Given problem :: Retype the records verbatim, starting with their first line and stopping after the line that contains "point-marker — [666, 549, 733, 615]", with both of those lines included.

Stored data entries

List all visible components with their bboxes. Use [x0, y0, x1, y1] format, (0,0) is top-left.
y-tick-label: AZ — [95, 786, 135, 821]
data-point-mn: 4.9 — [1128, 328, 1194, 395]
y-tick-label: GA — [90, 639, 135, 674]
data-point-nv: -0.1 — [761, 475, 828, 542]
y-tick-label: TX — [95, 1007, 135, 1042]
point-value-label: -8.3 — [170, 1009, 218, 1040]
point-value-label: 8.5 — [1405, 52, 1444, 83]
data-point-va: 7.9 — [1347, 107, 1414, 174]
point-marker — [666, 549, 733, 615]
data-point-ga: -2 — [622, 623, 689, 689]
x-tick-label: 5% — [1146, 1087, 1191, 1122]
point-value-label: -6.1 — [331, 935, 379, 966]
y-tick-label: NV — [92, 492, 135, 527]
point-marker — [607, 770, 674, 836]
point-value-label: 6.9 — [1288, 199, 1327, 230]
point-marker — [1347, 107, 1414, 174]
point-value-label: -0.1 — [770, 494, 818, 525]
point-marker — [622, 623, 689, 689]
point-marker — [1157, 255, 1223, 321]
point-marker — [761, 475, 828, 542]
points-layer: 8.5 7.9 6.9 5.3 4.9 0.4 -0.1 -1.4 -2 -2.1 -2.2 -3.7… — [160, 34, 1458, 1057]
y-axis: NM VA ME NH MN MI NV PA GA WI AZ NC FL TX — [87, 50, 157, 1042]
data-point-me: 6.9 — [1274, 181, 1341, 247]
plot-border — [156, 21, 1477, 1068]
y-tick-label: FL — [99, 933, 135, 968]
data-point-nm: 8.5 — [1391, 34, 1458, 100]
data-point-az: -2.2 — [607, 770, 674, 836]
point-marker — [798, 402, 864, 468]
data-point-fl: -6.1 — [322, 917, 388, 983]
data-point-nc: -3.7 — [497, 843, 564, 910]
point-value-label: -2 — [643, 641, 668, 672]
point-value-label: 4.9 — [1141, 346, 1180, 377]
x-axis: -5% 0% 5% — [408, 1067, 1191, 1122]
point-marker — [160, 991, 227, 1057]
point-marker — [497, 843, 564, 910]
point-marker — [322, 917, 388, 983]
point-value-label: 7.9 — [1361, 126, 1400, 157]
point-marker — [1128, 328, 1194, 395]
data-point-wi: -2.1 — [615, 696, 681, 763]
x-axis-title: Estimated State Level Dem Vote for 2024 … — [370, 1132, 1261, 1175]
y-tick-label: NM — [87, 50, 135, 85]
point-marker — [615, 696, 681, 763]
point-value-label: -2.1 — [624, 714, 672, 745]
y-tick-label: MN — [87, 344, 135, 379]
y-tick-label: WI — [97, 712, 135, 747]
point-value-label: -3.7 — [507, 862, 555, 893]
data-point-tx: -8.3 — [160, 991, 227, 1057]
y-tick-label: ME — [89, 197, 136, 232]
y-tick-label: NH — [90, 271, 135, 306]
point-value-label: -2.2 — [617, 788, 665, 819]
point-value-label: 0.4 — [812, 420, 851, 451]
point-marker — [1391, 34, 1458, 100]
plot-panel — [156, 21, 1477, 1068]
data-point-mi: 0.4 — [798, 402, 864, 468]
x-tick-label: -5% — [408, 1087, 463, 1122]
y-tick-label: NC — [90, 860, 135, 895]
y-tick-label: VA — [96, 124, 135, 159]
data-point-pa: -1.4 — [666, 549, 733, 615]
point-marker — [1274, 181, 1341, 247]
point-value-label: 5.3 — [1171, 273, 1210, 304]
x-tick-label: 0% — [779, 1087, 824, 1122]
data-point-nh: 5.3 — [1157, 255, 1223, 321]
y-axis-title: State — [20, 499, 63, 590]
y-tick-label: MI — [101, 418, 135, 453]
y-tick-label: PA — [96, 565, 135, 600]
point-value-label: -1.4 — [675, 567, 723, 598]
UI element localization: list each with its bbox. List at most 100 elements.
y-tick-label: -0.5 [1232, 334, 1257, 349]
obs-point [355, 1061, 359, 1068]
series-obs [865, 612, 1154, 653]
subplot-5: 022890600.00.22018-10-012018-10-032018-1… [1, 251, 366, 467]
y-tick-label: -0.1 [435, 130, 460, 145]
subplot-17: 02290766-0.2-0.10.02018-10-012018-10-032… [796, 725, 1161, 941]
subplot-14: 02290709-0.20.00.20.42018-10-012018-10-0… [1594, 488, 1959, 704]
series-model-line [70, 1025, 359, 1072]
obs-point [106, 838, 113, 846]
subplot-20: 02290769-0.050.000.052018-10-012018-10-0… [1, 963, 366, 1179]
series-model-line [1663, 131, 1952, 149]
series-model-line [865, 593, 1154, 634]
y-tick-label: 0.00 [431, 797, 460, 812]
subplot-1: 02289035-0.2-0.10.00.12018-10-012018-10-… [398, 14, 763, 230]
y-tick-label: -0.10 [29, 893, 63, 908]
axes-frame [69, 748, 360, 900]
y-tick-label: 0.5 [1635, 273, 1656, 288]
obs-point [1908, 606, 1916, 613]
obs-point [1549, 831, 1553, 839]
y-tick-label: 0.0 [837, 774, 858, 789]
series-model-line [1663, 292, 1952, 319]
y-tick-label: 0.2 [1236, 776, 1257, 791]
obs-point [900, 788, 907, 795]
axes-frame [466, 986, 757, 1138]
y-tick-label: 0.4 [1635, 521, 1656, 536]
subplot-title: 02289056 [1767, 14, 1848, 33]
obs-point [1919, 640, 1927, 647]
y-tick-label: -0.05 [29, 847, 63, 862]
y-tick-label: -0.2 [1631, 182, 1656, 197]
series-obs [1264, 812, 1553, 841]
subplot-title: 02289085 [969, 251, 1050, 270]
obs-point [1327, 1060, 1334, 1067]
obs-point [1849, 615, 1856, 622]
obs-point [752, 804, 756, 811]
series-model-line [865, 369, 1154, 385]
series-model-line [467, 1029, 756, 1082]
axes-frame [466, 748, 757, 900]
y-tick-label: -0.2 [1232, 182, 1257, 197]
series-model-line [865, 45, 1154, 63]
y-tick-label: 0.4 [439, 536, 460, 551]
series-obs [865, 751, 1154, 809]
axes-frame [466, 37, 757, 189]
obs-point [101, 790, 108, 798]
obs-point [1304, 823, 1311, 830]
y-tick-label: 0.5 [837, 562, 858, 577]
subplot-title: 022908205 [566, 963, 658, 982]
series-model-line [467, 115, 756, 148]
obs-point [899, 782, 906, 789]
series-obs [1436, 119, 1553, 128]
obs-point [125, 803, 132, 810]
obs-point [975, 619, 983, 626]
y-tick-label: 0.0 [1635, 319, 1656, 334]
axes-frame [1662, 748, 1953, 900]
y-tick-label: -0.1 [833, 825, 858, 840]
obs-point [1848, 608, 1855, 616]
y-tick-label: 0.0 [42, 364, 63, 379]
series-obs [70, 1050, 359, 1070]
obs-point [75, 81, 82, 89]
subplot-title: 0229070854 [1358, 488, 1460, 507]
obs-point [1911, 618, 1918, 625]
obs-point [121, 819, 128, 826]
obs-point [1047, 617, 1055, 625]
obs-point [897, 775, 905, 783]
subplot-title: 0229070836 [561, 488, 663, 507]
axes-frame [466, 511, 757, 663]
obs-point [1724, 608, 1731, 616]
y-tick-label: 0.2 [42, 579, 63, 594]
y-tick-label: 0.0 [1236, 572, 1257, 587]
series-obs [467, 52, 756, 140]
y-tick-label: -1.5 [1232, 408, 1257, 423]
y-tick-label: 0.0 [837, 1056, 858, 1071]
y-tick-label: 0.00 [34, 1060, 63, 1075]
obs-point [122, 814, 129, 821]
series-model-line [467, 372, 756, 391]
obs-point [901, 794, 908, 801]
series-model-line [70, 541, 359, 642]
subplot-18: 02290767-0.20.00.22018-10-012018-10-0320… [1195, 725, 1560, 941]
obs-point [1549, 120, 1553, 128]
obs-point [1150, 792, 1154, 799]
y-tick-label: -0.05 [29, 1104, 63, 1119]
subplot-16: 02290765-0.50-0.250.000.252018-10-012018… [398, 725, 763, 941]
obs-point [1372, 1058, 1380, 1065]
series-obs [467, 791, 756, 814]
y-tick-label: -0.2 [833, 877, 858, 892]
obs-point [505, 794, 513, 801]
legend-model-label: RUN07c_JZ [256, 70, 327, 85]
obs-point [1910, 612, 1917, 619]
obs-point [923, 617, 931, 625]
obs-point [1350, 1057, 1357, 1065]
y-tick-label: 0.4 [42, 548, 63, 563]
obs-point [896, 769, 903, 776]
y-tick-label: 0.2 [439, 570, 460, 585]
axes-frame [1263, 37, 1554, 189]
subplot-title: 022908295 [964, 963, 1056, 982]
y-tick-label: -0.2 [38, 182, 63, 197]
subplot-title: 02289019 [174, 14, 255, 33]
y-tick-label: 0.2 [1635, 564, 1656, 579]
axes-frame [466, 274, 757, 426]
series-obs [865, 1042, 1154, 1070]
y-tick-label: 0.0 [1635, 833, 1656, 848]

Solution to this task ::
List all visible components with their bboxes. Use [x0, y0, x1, y1] format, (0,0) is top-left.
y-tick-label: AZ — [95, 786, 135, 821]
data-point-mn: 4.9 — [1128, 328, 1194, 395]
y-tick-label: GA — [90, 639, 135, 674]
data-point-nv: -0.1 — [761, 475, 828, 542]
y-tick-label: TX — [95, 1007, 135, 1042]
point-value-label: -8.3 — [170, 1009, 218, 1040]
point-value-label: 8.5 — [1405, 52, 1444, 83]
data-point-va: 7.9 — [1347, 107, 1414, 174]
point-marker — [666, 549, 733, 615]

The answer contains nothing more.